* EXERCISE OBJECTIVE:
Could you copy the lines character for character, from the first one through the line containing "volume-bar (217, 389, 222, 401)", with both of those lines included?

* ITEMS:
§ §

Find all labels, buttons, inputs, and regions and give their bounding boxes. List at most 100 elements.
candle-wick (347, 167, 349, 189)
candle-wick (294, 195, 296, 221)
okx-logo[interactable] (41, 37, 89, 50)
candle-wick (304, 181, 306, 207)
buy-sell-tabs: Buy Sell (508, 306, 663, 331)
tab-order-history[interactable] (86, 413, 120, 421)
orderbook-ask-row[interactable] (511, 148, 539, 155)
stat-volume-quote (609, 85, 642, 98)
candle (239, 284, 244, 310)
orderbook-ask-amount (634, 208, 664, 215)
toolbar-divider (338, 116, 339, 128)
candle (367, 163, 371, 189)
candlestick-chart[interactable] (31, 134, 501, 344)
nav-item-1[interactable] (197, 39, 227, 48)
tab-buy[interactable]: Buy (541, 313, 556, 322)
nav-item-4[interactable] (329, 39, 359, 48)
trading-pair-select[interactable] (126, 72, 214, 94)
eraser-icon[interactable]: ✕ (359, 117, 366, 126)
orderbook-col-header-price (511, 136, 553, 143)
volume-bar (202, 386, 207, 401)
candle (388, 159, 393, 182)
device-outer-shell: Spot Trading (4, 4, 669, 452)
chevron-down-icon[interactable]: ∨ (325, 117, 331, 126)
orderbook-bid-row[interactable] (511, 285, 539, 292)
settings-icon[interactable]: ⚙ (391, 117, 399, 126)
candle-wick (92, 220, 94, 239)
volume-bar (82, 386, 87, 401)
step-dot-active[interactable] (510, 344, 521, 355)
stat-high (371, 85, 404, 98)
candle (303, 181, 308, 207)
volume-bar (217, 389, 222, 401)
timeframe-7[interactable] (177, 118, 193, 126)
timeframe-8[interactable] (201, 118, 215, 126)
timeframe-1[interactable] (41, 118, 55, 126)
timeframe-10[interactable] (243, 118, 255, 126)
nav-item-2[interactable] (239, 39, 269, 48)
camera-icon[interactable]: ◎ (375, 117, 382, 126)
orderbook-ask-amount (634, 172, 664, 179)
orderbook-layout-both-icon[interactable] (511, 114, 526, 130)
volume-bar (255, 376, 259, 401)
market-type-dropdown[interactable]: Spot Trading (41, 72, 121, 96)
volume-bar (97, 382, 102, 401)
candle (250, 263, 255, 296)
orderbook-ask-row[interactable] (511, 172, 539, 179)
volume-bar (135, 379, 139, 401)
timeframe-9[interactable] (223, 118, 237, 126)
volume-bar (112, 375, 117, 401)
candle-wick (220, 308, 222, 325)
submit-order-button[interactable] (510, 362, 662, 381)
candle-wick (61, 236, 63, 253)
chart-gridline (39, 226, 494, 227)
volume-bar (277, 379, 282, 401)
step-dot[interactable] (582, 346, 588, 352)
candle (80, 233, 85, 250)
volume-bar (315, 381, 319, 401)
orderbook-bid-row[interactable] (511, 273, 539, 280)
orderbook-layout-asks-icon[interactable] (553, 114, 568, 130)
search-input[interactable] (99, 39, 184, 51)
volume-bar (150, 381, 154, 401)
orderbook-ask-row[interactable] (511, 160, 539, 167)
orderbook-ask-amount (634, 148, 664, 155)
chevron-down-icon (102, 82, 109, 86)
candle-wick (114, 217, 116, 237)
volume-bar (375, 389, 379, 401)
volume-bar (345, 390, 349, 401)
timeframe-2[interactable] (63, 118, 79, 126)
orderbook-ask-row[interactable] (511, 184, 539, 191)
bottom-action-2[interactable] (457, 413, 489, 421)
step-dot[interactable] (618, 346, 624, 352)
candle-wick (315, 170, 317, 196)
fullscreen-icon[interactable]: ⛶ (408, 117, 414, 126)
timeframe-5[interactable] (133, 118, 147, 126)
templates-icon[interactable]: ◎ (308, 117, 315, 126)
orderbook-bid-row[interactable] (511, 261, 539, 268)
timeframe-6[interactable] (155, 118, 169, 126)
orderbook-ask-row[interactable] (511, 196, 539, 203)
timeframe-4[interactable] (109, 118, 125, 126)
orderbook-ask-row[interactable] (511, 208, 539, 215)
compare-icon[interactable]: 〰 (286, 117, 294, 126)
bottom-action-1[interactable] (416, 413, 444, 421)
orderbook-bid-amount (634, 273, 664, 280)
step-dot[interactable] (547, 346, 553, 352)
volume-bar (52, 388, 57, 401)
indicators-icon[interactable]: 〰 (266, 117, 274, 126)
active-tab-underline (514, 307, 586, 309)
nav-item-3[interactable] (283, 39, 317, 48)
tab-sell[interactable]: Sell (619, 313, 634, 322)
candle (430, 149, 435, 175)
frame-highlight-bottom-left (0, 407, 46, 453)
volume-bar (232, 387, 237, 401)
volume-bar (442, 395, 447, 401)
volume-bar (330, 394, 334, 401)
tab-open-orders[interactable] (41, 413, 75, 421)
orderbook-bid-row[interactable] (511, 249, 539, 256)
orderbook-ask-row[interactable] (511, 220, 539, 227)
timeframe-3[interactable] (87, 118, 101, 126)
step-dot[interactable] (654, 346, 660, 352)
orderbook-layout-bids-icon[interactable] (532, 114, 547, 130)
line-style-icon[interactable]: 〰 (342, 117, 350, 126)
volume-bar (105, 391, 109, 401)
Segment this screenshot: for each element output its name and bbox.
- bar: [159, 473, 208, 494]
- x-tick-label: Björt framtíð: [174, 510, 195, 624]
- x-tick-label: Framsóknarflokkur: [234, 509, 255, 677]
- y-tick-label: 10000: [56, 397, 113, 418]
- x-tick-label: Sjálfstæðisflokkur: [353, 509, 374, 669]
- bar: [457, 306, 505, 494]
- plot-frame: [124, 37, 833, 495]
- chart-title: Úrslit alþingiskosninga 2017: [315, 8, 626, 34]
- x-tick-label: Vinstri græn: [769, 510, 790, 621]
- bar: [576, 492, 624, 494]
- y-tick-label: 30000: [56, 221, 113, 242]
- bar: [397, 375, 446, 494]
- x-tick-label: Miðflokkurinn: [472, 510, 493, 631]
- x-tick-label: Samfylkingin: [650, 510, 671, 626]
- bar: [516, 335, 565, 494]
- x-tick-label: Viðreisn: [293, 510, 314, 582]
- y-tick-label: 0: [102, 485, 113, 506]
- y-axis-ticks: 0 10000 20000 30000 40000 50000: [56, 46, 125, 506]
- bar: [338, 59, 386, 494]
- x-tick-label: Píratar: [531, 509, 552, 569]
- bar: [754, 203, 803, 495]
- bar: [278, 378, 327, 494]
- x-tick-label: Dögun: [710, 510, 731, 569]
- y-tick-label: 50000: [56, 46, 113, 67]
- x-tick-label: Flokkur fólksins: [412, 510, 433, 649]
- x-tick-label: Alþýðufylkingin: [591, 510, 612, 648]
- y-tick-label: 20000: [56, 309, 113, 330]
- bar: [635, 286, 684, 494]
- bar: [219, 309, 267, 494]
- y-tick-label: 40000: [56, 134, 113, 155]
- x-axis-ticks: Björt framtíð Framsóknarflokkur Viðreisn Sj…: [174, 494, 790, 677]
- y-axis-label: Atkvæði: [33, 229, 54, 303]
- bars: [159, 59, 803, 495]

§ §

* RESULT:
Find all labels, buttons, inputs, and regions and give their bounding boxes. List at most 100 elements.
candle-wick (347, 167, 349, 189)
candle-wick (294, 195, 296, 221)
okx-logo[interactable] (41, 37, 89, 50)
candle-wick (304, 181, 306, 207)
buy-sell-tabs: Buy Sell (508, 306, 663, 331)
tab-order-history[interactable] (86, 413, 120, 421)
orderbook-ask-row[interactable] (511, 148, 539, 155)
stat-volume-quote (609, 85, 642, 98)
candle (239, 284, 244, 310)
orderbook-ask-amount (634, 208, 664, 215)
toolbar-divider (338, 116, 339, 128)
candle (367, 163, 371, 189)
candlestick-chart[interactable] (31, 134, 501, 344)
nav-item-1[interactable] (197, 39, 227, 48)
tab-buy[interactable]: Buy (541, 313, 556, 322)
nav-item-4[interactable] (329, 39, 359, 48)
trading-pair-select[interactable] (126, 72, 214, 94)
eraser-icon[interactable]: ✕ (359, 117, 366, 126)
orderbook-col-header-price (511, 136, 553, 143)
volume-bar (202, 386, 207, 401)
candle (388, 159, 393, 182)
device-outer-shell: Spot Trading (4, 4, 669, 452)
chevron-down-icon[interactable]: ∨ (325, 117, 331, 126)
orderbook-bid-row[interactable] (511, 285, 539, 292)
settings-icon[interactable]: ⚙ (391, 117, 399, 126)
candle-wick (92, 220, 94, 239)
volume-bar (82, 386, 87, 401)
step-dot-active[interactable] (510, 344, 521, 355)
stat-high (371, 85, 404, 98)
candle (303, 181, 308, 207)
volume-bar (217, 389, 222, 401)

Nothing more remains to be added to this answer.